---- RECORDS FOR PROCESSING
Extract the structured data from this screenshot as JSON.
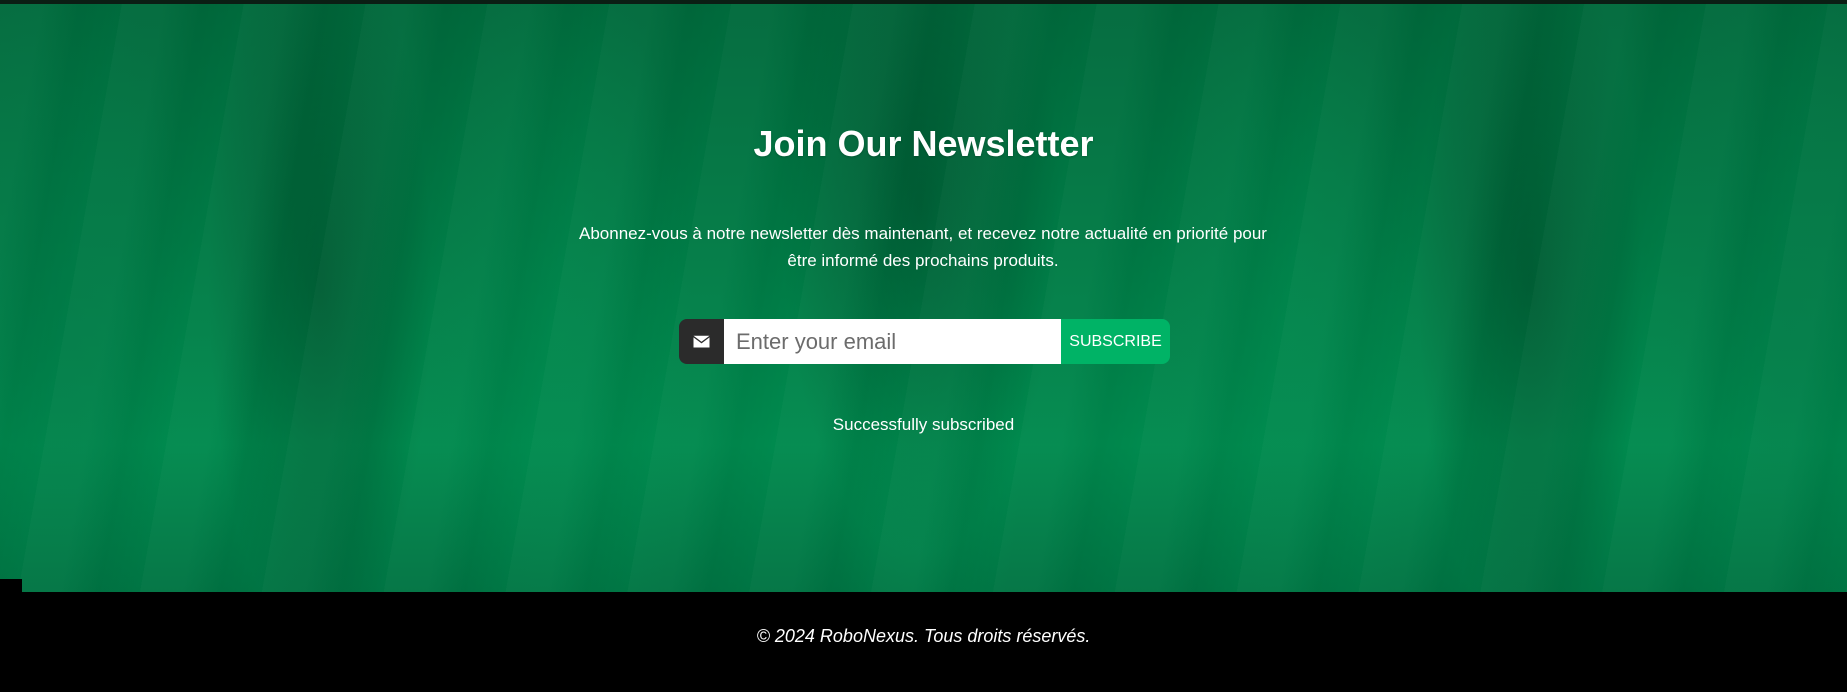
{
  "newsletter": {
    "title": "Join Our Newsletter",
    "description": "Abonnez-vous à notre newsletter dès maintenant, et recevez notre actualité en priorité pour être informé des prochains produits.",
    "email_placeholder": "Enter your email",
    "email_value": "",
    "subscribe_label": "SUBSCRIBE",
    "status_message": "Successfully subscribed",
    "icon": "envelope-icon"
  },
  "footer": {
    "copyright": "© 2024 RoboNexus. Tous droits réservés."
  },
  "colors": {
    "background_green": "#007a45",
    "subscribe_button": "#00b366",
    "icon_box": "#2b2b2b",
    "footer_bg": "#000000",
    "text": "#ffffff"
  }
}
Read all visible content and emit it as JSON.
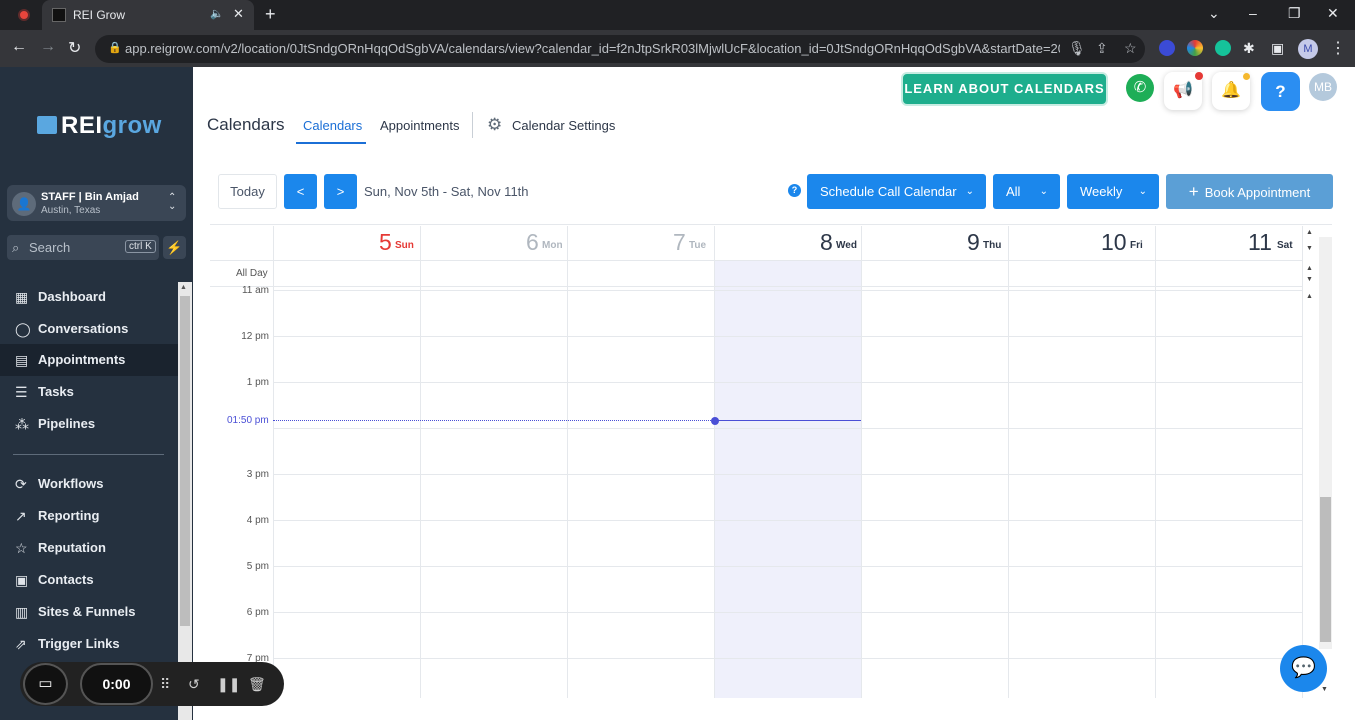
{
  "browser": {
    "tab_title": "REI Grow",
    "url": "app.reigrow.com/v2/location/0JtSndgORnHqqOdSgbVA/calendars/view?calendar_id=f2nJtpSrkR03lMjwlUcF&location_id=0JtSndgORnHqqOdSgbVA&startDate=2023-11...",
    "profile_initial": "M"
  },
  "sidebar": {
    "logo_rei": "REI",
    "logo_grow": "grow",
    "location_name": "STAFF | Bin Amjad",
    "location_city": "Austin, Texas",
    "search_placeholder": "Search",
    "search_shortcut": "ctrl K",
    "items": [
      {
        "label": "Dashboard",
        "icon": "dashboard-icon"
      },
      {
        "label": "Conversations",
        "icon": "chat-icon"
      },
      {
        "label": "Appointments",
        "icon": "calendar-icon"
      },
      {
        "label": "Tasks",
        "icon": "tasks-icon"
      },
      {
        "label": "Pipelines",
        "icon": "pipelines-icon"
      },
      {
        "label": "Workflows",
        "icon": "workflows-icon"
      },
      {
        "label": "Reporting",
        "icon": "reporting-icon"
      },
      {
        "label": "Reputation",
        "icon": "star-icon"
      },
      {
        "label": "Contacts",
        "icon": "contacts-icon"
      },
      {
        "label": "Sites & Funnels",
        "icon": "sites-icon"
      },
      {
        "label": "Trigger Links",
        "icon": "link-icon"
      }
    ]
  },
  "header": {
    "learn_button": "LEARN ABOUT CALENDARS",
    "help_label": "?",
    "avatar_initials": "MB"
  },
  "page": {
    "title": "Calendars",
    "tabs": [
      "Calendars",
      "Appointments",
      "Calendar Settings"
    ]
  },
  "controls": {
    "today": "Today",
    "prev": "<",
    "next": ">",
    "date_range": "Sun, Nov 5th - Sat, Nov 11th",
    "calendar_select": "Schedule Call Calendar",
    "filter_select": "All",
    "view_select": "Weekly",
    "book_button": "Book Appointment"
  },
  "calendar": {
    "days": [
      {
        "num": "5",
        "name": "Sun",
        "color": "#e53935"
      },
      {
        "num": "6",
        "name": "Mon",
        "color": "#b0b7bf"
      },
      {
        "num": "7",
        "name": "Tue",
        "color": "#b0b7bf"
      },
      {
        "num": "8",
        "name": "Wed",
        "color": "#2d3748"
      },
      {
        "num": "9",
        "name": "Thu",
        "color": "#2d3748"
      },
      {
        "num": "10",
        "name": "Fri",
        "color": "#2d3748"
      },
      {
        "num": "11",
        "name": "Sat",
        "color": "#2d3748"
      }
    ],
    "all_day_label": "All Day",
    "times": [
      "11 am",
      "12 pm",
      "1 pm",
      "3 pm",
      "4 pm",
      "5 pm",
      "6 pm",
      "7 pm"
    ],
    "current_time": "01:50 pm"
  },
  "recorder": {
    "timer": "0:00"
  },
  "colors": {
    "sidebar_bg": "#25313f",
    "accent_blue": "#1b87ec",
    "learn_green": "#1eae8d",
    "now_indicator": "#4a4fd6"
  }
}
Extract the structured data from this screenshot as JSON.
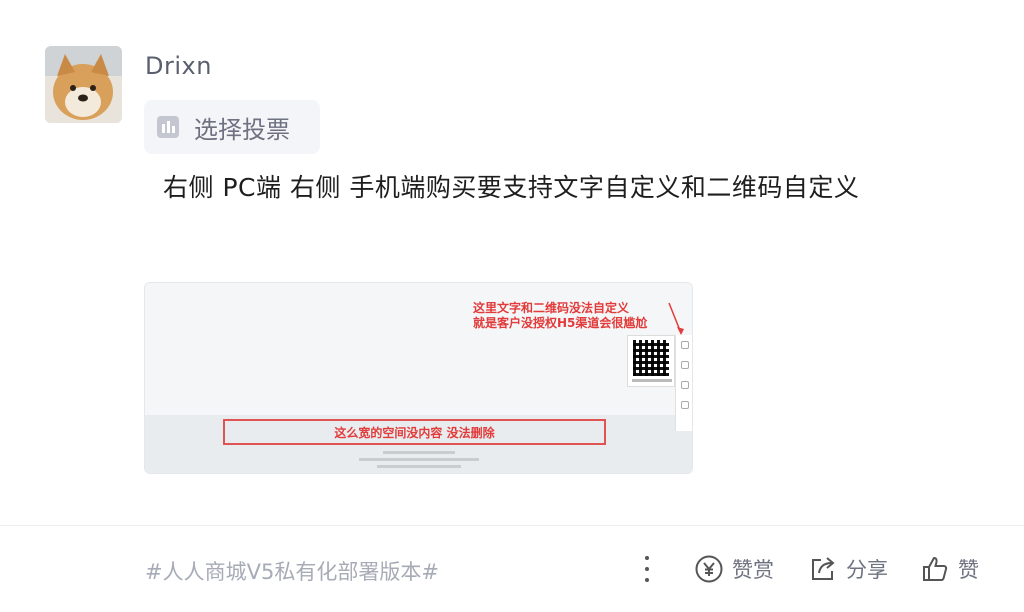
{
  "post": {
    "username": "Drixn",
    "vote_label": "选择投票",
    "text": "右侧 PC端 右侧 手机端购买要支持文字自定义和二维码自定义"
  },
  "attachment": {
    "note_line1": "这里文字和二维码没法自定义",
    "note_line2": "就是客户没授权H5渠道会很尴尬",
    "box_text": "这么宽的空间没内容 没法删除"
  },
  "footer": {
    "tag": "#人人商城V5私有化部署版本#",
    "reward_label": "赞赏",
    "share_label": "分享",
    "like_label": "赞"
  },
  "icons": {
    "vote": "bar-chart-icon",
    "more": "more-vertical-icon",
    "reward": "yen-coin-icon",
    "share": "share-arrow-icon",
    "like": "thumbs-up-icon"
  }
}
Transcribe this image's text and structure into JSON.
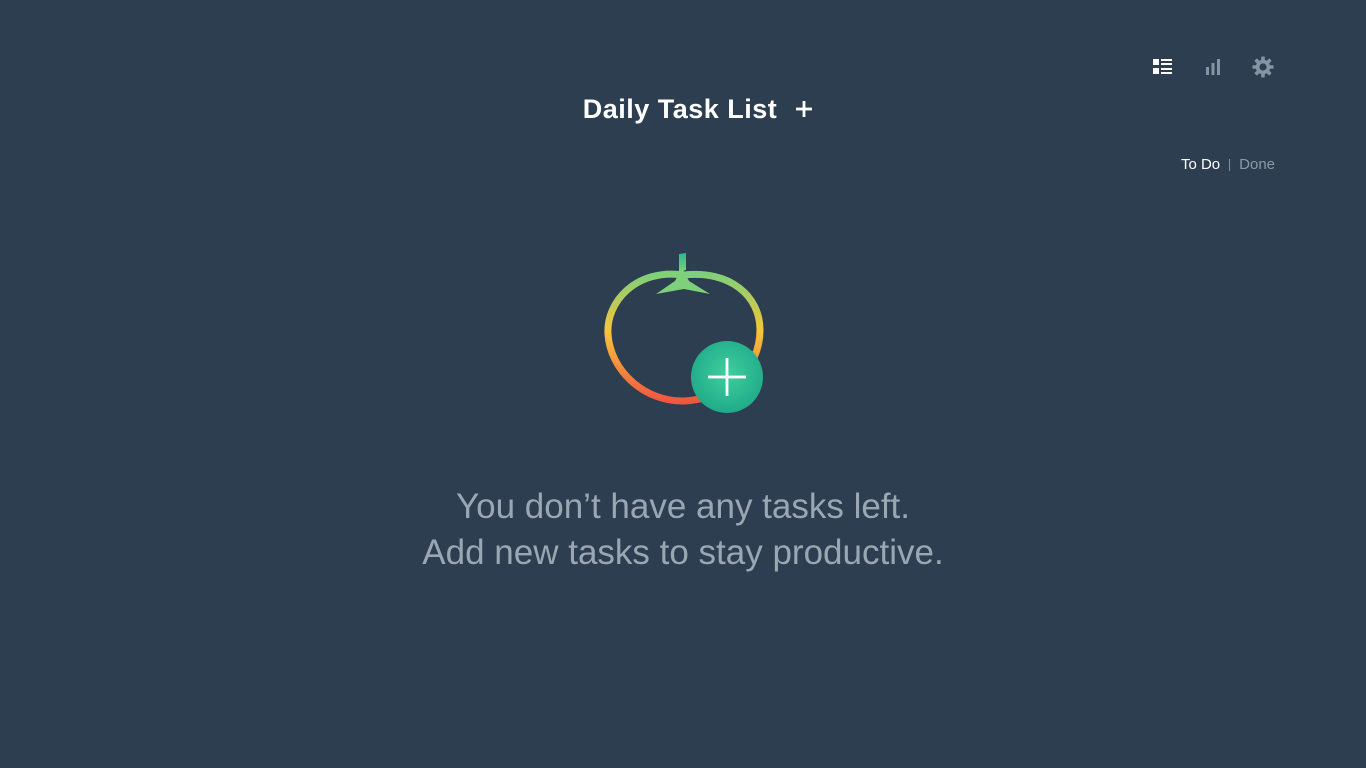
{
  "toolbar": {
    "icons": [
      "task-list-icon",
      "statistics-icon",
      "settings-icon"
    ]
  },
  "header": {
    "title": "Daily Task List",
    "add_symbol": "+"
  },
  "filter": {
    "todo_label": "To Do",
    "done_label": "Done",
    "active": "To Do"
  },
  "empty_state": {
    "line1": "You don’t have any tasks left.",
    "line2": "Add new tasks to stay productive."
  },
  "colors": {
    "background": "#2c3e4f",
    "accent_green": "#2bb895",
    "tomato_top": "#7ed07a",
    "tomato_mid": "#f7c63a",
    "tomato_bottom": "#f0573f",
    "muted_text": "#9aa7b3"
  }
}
--------
__DO THIS__:
Retype every entry verbatim and exclude the pictures from the copy.

__WRITTEN RESPONSE__:
Extract the structured data from this screenshot as JSON.
{
  "newsletter": {
    "title": "Join Our Newsletter",
    "description": "Abonnez-vous à notre newsletter dès maintenant, et recevez notre actualité en priorité pour être informé des prochains produits.",
    "email_placeholder": "Enter your email",
    "email_value": "",
    "subscribe_label": "SUBSCRIBE",
    "status_message": "Successfully subscribed",
    "icon": "envelope-icon"
  },
  "footer": {
    "copyright": "© 2024 RoboNexus. Tous droits réservés."
  },
  "colors": {
    "background_green": "#007a45",
    "subscribe_button": "#00b366",
    "icon_box": "#2b2b2b",
    "footer_bg": "#000000",
    "text": "#ffffff"
  }
}
Read all visible content and emit it as JSON.
{
  "browser": {
    "tab_title": "REI Grow",
    "url": "app.reigrow.com/v2/location/0JtSndgORnHqqOdSgbVA/calendars/view?calendar_id=f2nJtpSrkR03lMjwlUcF&location_id=0JtSndgORnHqqOdSgbVA&startDate=2023-11...",
    "profile_initial": "M"
  },
  "sidebar": {
    "logo_rei": "REI",
    "logo_grow": "grow",
    "location_name": "STAFF | Bin Amjad",
    "location_city": "Austin, Texas",
    "search_placeholder": "Search",
    "search_shortcut": "ctrl K",
    "items": [
      {
        "label": "Dashboard",
        "icon": "dashboard-icon"
      },
      {
        "label": "Conversations",
        "icon": "chat-icon"
      },
      {
        "label": "Appointments",
        "icon": "calendar-icon"
      },
      {
        "label": "Tasks",
        "icon": "tasks-icon"
      },
      {
        "label": "Pipelines",
        "icon": "pipelines-icon"
      },
      {
        "label": "Workflows",
        "icon": "workflows-icon"
      },
      {
        "label": "Reporting",
        "icon": "reporting-icon"
      },
      {
        "label": "Reputation",
        "icon": "star-icon"
      },
      {
        "label": "Contacts",
        "icon": "contacts-icon"
      },
      {
        "label": "Sites & Funnels",
        "icon": "sites-icon"
      },
      {
        "label": "Trigger Links",
        "icon": "link-icon"
      }
    ]
  },
  "header": {
    "learn_button": "LEARN ABOUT CALENDARS",
    "help_label": "?",
    "avatar_initials": "MB"
  },
  "page": {
    "title": "Calendars",
    "tabs": [
      "Calendars",
      "Appointments",
      "Calendar Settings"
    ]
  },
  "controls": {
    "today": "Today",
    "prev": "<",
    "next": ">",
    "date_range": "Sun, Nov 5th - Sat, Nov 11th",
    "calendar_select": "Schedule Call Calendar",
    "filter_select": "All",
    "view_select": "Weekly",
    "book_button": "Book Appointment"
  },
  "calendar": {
    "days": [
      {
        "num": "5",
        "name": "Sun",
        "color": "#e53935"
      },
      {
        "num": "6",
        "name": "Mon",
        "color": "#b0b7bf"
      },
      {
        "num": "7",
        "name": "Tue",
        "color": "#b0b7bf"
      },
      {
        "num": "8",
        "name": "Wed",
        "color": "#2d3748"
      },
      {
        "num": "9",
        "name": "Thu",
        "color": "#2d3748"
      },
      {
        "num": "10",
        "name": "Fri",
        "color": "#2d3748"
      },
      {
        "num": "11",
        "name": "Sat",
        "color": "#2d3748"
      }
    ],
    "all_day_label": "All Day",
    "times": [
      "11 am",
      "12 pm",
      "1 pm",
      "3 pm",
      "4 pm",
      "5 pm",
      "6 pm",
      "7 pm"
    ],
    "current_time": "01:50 pm"
  },
  "recorder": {
    "timer": "0:00"
  },
  "colors": {
    "sidebar_bg": "#25313f",
    "accent_blue": "#1b87ec",
    "learn_green": "#1eae8d",
    "now_indicator": "#4a4fd6"
  }
}
Extract the structured data from this screenshot as JSON.
{
  "post": {
    "username": "Drixn",
    "vote_label": "选择投票",
    "text": "右侧 PC端 右侧 手机端购买要支持文字自定义和二维码自定义"
  },
  "attachment": {
    "note_line1": "这里文字和二维码没法自定义",
    "note_line2": "就是客户没授权H5渠道会很尴尬",
    "box_text": "这么宽的空间没内容 没法删除"
  },
  "footer": {
    "tag": "#人人商城V5私有化部署版本#",
    "reward_label": "赞赏",
    "share_label": "分享",
    "like_label": "赞"
  },
  "icons": {
    "vote": "bar-chart-icon",
    "more": "more-vertical-icon",
    "reward": "yen-coin-icon",
    "share": "share-arrow-icon",
    "like": "thumbs-up-icon"
  }
}
Transcribe this image's text and structure into JSON.
{
  "toolbar": {
    "icons": [
      "task-list-icon",
      "statistics-icon",
      "settings-icon"
    ]
  },
  "header": {
    "title": "Daily Task List",
    "add_symbol": "+"
  },
  "filter": {
    "todo_label": "To Do",
    "done_label": "Done",
    "active": "To Do"
  },
  "empty_state": {
    "line1": "You don’t have any tasks left.",
    "line2": "Add new tasks to stay productive."
  },
  "colors": {
    "background": "#2c3e4f",
    "accent_green": "#2bb895",
    "tomato_top": "#7ed07a",
    "tomato_mid": "#f7c63a",
    "tomato_bottom": "#f0573f",
    "muted_text": "#9aa7b3"
  }
}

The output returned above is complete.